- **What to do**
From the entries below, report how many lines contain the string "August". Give only that number.

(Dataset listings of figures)
================================
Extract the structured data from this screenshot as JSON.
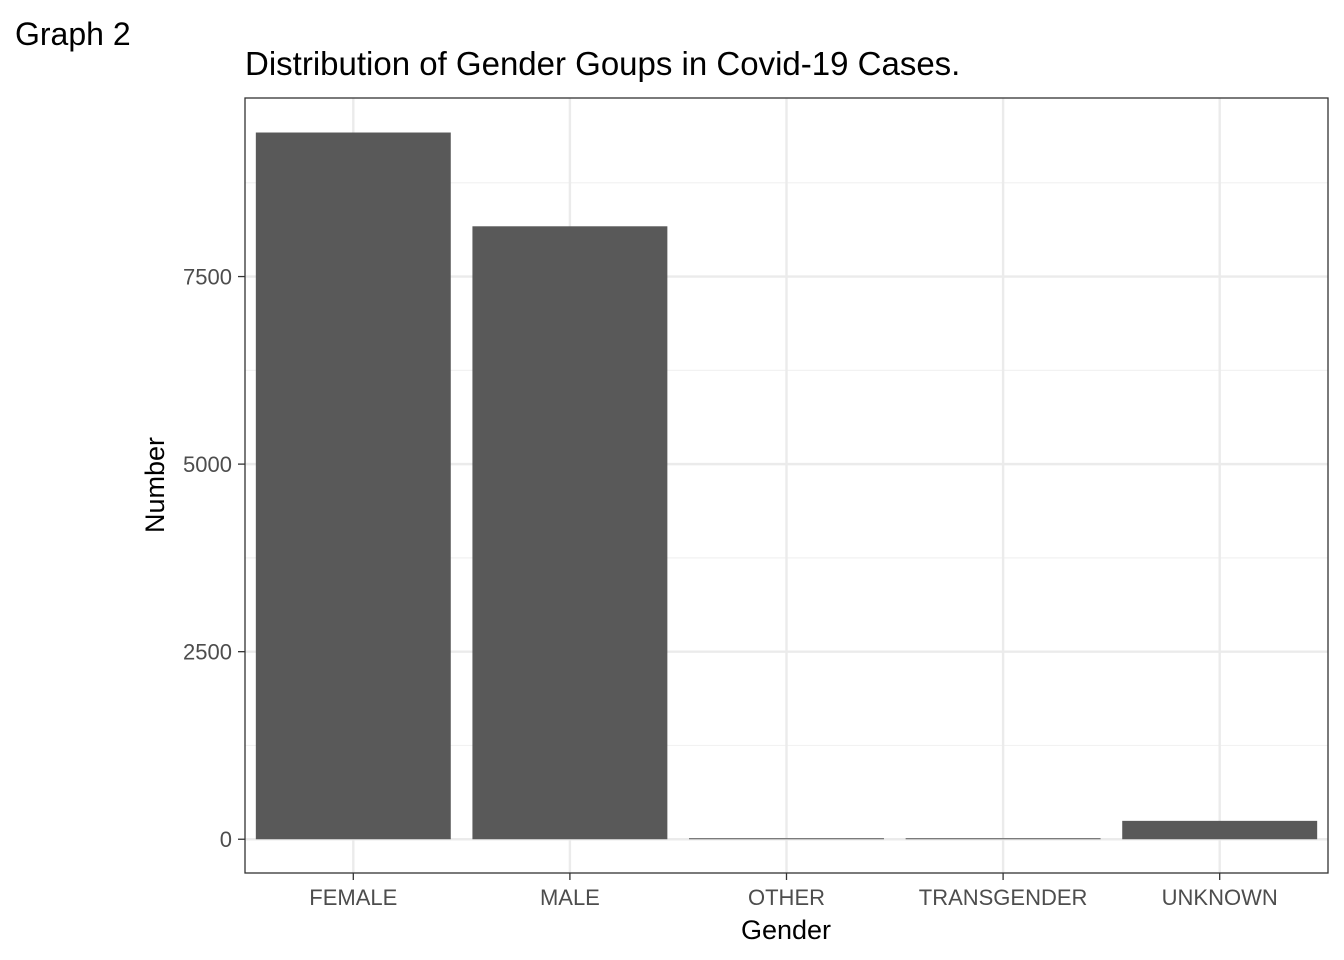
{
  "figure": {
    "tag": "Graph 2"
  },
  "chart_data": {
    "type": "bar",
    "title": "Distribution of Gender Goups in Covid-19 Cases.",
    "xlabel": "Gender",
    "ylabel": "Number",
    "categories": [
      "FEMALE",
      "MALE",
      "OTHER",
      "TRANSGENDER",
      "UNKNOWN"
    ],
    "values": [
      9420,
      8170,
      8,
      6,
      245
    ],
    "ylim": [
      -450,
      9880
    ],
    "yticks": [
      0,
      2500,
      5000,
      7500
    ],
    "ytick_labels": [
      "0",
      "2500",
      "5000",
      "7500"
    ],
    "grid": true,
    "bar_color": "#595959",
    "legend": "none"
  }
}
================================
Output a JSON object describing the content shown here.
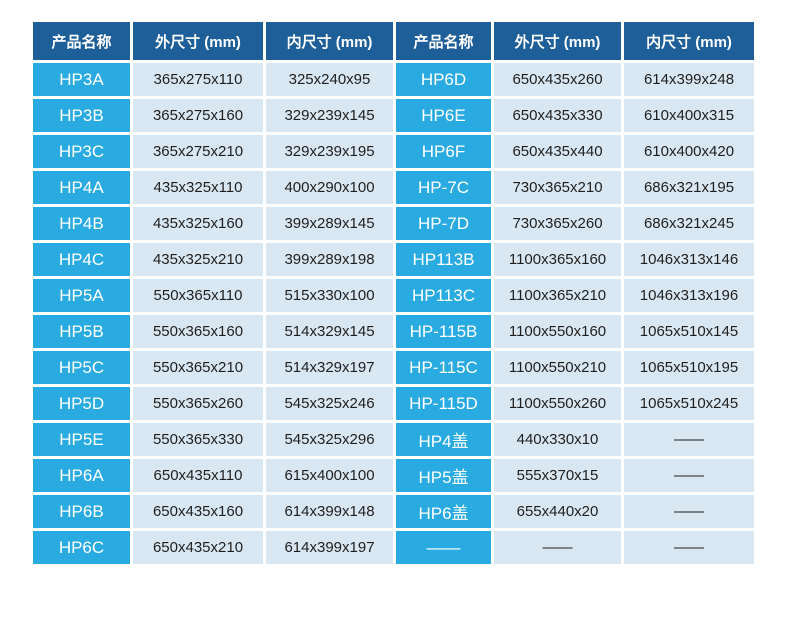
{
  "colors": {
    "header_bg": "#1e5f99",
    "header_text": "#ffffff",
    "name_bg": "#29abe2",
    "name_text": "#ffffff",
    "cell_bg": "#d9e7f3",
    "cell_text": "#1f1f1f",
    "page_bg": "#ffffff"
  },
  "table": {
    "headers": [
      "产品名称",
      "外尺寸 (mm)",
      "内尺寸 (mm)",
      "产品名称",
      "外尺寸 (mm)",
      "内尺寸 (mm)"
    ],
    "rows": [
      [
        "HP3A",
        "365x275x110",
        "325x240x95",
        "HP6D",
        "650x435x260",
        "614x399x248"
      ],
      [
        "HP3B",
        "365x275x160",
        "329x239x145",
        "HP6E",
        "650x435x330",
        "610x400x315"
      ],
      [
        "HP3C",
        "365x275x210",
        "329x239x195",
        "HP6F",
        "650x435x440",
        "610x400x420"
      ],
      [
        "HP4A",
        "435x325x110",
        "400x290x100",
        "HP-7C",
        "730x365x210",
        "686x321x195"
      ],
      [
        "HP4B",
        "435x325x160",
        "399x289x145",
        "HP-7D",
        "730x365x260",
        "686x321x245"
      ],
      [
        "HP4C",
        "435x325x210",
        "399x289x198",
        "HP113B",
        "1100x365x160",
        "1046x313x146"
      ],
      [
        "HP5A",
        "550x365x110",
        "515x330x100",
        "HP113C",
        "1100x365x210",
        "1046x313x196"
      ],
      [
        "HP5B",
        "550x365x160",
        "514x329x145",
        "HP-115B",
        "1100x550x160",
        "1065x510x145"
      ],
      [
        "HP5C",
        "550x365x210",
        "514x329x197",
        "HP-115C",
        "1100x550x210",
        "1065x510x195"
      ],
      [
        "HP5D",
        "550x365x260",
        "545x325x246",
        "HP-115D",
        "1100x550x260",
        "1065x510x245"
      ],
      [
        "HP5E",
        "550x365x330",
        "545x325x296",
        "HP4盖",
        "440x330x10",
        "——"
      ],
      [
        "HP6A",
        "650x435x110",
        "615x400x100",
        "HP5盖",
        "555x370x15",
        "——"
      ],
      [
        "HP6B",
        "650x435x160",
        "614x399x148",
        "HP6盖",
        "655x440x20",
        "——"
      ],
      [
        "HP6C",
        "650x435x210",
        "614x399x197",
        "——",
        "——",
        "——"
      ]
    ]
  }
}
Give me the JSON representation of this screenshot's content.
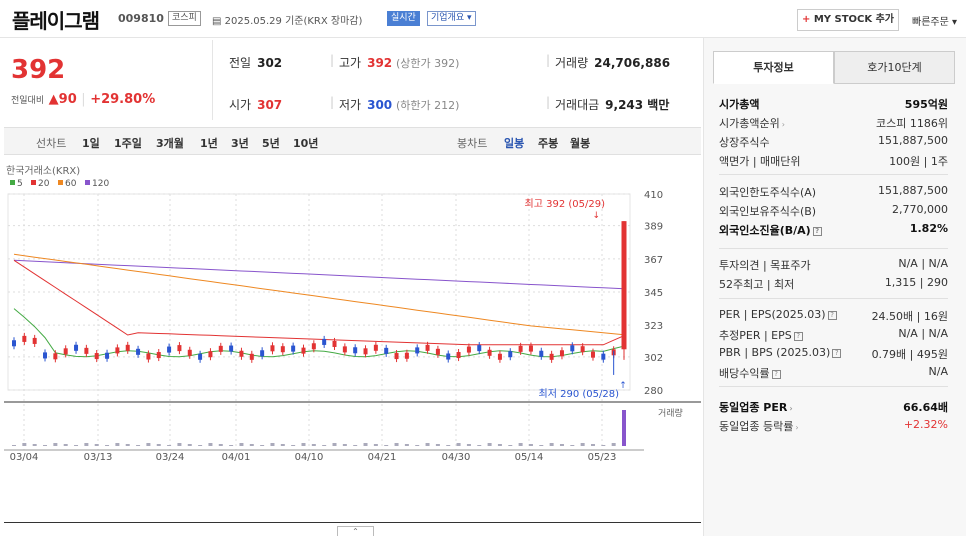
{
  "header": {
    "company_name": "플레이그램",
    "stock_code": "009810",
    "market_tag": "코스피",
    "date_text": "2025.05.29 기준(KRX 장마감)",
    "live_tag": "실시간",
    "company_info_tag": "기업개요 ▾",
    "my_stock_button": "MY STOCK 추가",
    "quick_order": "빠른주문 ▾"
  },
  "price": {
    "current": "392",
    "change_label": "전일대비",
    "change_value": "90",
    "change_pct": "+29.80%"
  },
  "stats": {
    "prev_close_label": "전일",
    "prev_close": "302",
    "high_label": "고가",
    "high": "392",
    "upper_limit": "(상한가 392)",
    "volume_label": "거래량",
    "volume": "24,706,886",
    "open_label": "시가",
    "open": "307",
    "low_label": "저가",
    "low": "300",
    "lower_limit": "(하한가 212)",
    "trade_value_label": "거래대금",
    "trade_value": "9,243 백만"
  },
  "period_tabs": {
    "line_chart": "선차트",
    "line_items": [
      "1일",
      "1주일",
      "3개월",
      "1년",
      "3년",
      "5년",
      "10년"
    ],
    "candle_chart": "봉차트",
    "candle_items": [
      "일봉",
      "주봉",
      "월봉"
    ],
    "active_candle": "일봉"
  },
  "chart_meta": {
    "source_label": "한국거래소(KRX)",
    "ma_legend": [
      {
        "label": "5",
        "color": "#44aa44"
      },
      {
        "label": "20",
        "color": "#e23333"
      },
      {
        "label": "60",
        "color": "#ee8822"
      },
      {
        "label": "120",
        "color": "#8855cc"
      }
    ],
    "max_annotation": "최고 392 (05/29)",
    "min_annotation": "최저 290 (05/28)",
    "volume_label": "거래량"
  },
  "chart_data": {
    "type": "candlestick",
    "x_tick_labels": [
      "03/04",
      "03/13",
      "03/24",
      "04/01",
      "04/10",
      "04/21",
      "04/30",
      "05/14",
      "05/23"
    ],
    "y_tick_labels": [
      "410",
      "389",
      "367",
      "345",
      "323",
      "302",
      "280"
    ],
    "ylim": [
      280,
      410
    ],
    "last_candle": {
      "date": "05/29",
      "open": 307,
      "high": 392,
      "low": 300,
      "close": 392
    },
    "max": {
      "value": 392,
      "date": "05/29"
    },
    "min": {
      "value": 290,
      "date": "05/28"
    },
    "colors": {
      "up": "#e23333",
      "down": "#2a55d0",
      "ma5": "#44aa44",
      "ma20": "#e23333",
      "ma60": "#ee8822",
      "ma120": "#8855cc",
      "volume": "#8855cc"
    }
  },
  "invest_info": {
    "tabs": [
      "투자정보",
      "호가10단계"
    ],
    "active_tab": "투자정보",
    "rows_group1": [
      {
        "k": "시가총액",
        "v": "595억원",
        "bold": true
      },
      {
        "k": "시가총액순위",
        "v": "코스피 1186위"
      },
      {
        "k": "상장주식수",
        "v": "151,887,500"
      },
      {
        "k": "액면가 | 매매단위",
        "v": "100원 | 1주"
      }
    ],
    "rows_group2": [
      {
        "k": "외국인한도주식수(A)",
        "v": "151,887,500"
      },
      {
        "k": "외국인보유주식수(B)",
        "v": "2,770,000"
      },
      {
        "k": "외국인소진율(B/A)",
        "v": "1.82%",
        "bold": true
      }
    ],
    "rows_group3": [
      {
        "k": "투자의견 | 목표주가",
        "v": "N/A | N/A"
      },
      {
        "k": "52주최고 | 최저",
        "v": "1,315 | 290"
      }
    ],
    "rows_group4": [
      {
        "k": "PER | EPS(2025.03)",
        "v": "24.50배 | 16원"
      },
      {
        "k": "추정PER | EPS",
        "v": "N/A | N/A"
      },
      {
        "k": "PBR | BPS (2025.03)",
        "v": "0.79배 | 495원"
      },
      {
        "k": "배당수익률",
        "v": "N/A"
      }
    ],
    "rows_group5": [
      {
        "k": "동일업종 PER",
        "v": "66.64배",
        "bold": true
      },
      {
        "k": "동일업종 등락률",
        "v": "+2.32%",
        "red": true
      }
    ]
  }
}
================================
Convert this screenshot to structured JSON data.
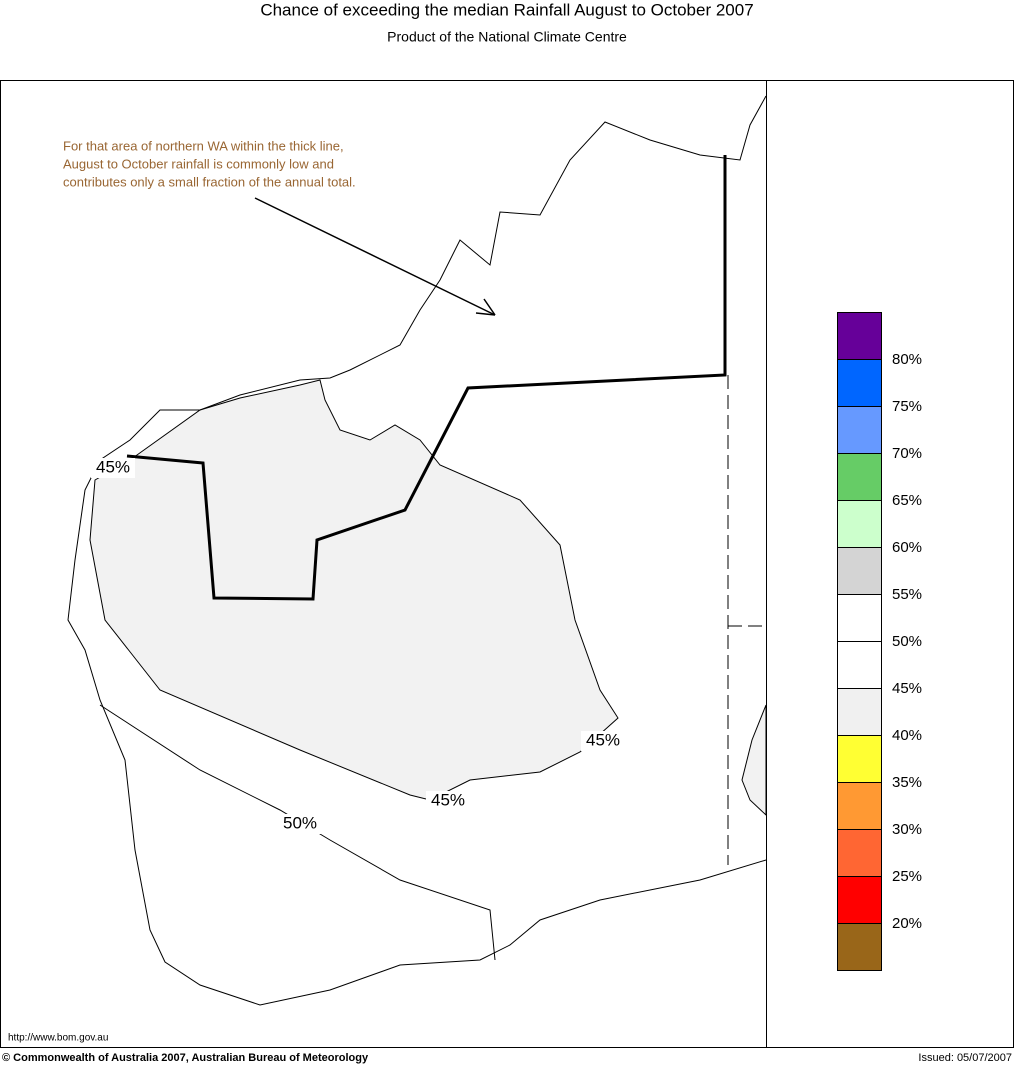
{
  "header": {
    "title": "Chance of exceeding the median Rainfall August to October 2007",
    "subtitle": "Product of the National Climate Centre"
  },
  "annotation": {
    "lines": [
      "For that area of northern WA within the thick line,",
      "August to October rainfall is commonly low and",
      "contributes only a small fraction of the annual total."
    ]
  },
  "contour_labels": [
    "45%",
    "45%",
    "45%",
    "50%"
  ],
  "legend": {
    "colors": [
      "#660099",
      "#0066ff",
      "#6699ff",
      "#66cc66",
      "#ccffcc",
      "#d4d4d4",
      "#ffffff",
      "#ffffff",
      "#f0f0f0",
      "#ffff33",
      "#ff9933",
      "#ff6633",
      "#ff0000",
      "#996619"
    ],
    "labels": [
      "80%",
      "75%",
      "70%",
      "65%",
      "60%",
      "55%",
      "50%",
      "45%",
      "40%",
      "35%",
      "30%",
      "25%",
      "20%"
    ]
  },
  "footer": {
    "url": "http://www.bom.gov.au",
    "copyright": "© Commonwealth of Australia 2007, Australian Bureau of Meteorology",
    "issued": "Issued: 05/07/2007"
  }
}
================================
- **Full response**
2